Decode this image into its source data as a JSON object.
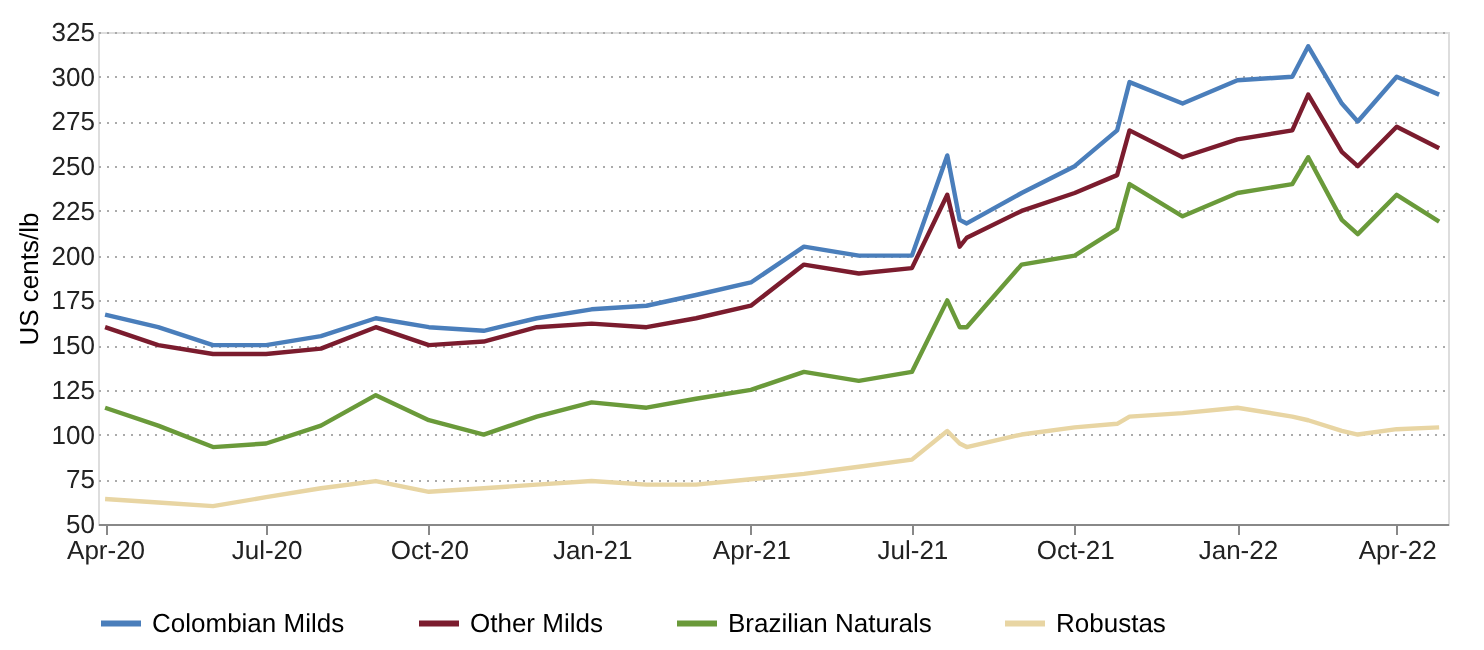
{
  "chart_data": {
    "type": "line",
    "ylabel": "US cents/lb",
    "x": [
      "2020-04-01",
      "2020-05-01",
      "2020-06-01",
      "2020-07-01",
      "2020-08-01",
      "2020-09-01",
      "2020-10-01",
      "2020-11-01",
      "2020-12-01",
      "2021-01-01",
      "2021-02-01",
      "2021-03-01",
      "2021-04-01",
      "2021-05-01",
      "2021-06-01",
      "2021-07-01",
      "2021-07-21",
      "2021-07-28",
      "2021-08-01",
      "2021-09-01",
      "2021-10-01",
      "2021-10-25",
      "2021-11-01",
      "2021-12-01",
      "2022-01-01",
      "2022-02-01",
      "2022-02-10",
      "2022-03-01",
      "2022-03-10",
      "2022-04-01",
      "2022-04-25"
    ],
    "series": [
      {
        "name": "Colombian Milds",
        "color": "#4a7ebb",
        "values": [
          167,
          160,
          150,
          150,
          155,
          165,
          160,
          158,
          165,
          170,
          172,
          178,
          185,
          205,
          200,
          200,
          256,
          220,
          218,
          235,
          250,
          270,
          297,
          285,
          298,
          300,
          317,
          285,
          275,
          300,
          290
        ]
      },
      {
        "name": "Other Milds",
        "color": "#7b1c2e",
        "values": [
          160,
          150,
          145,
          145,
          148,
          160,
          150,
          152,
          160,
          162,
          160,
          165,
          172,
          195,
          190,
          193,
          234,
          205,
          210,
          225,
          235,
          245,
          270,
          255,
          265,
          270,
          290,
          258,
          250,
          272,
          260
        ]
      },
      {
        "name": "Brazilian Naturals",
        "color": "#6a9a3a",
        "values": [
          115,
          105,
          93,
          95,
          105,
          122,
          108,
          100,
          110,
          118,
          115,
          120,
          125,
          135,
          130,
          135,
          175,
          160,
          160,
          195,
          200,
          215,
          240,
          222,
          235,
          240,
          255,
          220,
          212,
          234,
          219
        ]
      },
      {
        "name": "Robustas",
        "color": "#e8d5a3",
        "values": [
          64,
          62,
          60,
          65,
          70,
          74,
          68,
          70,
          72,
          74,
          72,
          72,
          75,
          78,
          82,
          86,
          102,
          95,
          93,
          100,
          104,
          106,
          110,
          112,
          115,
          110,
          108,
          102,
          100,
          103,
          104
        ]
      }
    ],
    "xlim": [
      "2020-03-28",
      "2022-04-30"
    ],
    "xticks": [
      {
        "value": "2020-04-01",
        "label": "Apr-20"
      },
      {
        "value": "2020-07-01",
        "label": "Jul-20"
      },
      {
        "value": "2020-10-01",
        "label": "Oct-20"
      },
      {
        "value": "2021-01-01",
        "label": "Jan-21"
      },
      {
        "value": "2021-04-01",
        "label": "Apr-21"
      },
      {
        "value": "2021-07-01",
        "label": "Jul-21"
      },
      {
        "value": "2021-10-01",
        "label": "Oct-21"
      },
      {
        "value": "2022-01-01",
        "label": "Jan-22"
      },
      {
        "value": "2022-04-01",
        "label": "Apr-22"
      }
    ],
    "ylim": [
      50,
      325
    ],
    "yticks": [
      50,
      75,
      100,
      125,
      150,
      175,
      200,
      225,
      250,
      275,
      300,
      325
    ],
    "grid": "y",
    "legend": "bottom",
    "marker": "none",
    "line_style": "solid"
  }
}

------------------------------------------------------------

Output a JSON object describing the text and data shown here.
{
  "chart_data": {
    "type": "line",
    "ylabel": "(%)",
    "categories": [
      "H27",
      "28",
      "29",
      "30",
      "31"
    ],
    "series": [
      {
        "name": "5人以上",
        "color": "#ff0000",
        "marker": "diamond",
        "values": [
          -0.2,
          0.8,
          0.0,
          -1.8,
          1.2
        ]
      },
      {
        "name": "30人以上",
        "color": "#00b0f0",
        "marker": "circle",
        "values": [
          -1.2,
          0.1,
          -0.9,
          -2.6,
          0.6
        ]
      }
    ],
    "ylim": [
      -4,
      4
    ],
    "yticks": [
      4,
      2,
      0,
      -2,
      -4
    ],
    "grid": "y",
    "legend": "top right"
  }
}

------------------------------------------------------------

* _Exercise goal_:
Find the word "Milds" in the entries, and copy every line it shows up in.

* _Exercise result_:
        "name": "Colombian Milds",
        "name": "Other Milds",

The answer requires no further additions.